**抜粋**
<<<<

PyTorch入門②：Neural Network - 機械学習・自然言語処理の勉強メモ

ネットワークはtorch.nnパッケージを使用して構築する。

今回は下記にあるサンプルコードを使う。
Learning PyTorch with Examples — PyTorch Tutorials 0.3.0.post4 documentation

ネットワークは「入力層ー中間層ー出力層」の三層構造で線型回帰問題を想定。

import torch
from torch.autograd import Variable

# N is batch size; D_in is input dimension;
# H is hidden dimension; D_out is output dimension.
N, D_in, H, D_out = 64, 1000, 100, 10

x = Variable(torch.randn(N, D_in))
y = Variable(torch.randn(N, D_out), requires_grad=False)

model = torch.nn.Sequential(
    torch.nn.Linear(D_in, H),
    torch.nn.ReLU(),
    torch.nn.Linear(H, D_out),
)

ネットワークがシーケンシャルな構造の場合、nn.Sequentialモジュールが使える。
KerasのSequentialと同じような使い方だと思われる。

シーケンス処理以外のネットワークや独自でクラスを定義したい場合、以下のようにしてクラスをつくる。

# linear regression model
class MLP(torch.nn.Module):
    def __init__(self, D_in, H, D_out):
        super(MLP, self).__init__()
        self.linear1 = nn.Linear(D_in, H)
        self.relu = nn.ReLU()
        self.linear2 = nn.Linear(H, D_out)

    def forward(self, x):
        out = self.linear1(x)
        out = self.relu(out)
        out = self.linear2(out)
        return out

呼ぶときはこのように呼ぶ。

model = MLP(D_in, H, D_out)

forward関数は、modelにデータを与えた際に呼ばれる。

また、モデル内のLinearモジュールで線形関数を使って出力を計算してくれる。
※Linearモジュールについて
$y=Wx+b$ の線形変換を行ってくれる。
torch.nn — PyTorch master documentation

class torch.nn.Linear(in_features, out_features, bias=True)

（デフォルトでバイアス付）

例）以下のように線形変換を行う。

import torch
import torch.nn as nn
from torch.autograd import Variable

m = nn.Linear(20, 30)
input = Variable(torch.randn(128, 20))
output = m(input)
print(output.size())  # torch.Size([128, 30])

内積をとる行列のサイズが不正な場合、

m = nn.Linear(20, 30)
input = Variable(torch.randn(128, 10))
output = m(input)
# RuntimeError: size mismatch, m1: [128 x 10], m2: [20 x 30] at

のようなエラーを出力する。

Kerasライクにも書ける。

layer = []
layer.append(torch.nn.Linear(D_in, H))
layer.append(torch.nn.ReLU())
layer.append(torch.nn.Linear(H, D_out))
model = nn.Sequential(*layer)

次に損失関数の定義。

loss_fn = torch.nn.MSELoss(size_average=False)

パラメータ最適化

learning_rate = 1e-4
for t in range(500):
    # Forward pass: compute predicted y by passing x to the model.
    y_pred = model(x)

>>>>

**提供データ**
<<<<

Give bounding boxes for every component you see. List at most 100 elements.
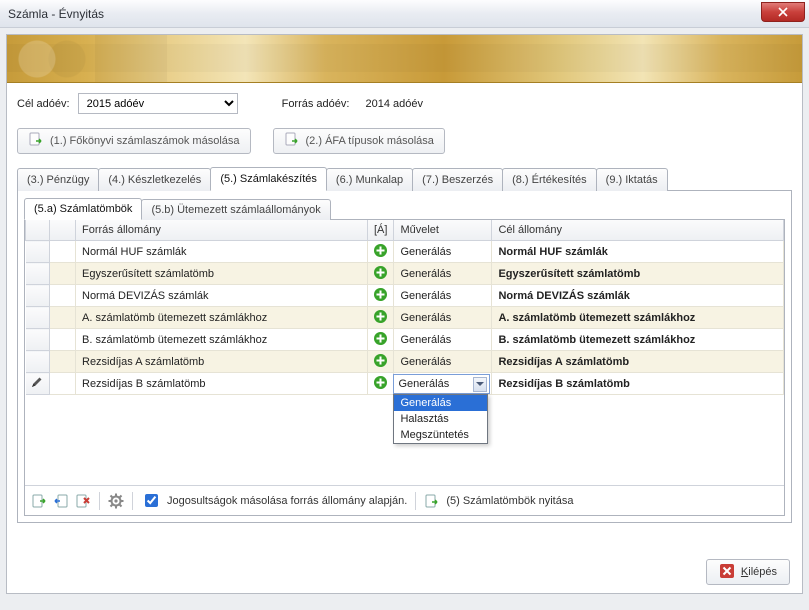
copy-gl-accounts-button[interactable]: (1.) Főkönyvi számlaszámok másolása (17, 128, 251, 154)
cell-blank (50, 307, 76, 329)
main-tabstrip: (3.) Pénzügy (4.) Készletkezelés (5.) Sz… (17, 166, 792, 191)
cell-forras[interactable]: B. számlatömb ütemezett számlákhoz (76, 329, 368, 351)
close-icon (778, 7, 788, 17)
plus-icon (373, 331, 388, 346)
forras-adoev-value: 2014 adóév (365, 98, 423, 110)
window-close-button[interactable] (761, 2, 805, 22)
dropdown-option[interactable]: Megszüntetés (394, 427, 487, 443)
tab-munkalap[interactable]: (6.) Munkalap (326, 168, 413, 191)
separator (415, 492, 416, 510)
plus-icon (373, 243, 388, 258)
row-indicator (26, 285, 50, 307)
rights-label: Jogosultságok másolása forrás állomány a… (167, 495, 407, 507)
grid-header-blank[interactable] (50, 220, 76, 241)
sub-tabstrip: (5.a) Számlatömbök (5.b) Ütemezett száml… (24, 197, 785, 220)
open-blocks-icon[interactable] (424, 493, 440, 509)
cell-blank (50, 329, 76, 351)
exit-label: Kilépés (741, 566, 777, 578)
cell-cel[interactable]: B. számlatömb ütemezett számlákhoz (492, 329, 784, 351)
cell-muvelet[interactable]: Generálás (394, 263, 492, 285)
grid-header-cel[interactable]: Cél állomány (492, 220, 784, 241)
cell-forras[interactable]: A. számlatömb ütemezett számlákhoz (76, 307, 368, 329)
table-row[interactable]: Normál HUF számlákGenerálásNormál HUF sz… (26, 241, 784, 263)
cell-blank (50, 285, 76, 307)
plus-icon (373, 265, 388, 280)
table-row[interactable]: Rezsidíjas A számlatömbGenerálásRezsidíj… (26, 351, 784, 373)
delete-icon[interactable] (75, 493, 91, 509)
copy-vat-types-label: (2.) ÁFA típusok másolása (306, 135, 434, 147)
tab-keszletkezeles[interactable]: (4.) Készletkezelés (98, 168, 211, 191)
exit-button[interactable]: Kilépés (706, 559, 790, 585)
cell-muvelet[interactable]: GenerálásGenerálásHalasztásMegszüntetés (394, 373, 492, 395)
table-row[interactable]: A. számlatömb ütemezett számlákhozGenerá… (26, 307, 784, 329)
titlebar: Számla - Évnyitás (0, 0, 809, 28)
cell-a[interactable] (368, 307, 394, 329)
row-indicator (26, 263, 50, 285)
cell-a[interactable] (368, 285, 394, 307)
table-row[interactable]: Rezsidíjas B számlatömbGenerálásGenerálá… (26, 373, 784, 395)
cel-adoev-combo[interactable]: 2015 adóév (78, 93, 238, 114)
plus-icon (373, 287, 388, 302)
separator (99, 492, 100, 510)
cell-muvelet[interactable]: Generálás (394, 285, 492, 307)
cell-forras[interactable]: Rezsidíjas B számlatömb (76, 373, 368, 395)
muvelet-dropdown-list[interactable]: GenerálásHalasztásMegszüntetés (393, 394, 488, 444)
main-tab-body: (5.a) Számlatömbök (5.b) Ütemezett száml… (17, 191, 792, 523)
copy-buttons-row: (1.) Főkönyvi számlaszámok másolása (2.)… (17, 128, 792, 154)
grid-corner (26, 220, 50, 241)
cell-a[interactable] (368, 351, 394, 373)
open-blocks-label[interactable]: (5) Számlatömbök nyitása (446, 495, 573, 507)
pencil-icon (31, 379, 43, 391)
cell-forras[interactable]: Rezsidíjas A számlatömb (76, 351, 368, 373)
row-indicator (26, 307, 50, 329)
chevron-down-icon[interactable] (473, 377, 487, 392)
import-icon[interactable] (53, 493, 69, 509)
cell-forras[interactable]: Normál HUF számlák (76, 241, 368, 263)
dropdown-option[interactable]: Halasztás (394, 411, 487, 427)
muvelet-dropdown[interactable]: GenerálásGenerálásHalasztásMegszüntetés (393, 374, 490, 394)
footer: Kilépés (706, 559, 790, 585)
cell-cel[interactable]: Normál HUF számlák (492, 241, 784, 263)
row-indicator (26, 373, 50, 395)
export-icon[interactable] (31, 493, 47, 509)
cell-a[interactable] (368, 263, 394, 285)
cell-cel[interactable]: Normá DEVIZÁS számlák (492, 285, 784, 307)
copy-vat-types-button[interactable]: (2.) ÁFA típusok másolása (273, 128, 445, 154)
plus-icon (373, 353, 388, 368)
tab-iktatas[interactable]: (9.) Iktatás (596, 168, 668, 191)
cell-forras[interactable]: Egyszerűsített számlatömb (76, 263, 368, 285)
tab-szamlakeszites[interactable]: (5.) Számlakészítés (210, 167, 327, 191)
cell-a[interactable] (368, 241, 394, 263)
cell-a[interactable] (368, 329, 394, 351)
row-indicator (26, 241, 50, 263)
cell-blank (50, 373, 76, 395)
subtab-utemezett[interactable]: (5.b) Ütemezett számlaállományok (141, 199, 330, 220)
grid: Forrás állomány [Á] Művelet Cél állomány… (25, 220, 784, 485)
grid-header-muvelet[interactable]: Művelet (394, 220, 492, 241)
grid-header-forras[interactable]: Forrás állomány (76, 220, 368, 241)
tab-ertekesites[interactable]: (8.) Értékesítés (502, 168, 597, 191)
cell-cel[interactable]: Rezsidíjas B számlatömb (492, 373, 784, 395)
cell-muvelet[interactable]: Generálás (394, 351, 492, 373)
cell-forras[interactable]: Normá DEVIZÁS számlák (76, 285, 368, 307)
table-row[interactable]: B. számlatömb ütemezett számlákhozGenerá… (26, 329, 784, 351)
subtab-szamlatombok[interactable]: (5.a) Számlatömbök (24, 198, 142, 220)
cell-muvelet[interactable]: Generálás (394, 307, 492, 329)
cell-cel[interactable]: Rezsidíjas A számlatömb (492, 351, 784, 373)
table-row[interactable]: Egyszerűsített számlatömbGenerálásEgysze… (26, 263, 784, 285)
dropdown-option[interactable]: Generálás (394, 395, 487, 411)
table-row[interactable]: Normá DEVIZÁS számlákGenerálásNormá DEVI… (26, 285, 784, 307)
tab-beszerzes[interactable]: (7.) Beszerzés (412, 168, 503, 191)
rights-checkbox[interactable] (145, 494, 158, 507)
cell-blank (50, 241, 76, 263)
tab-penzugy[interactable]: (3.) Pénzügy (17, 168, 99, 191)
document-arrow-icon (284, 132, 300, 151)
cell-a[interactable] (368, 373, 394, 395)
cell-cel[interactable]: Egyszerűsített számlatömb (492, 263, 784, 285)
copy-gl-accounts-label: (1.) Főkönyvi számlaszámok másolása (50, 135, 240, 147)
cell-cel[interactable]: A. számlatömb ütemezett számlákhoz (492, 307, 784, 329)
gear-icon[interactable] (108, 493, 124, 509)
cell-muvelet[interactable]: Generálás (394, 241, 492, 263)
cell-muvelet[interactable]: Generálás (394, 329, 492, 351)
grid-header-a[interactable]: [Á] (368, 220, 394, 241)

>>>>

**作業内容**
PyTorchの抜粋から、「KerasのSequentialと同じような使い方だと思われる。」で始まり「super(MLP, self).__init__()」で終わるところまでを、両端の語句も含めて一字一句そのまま書き写してください。 抜粋だけをもとに答えてください。

**回答**
KerasのSequentialと同じような使い方だと思われる。

シーケンス処理以外のネットワークや独自でクラスを定義したい場合、以下のようにしてクラスをつくる。

# linear regression model
class MLP(torch.nn.Module):
    def __init__(self, D_in, H, D_out):
        super(MLP, self).__init__()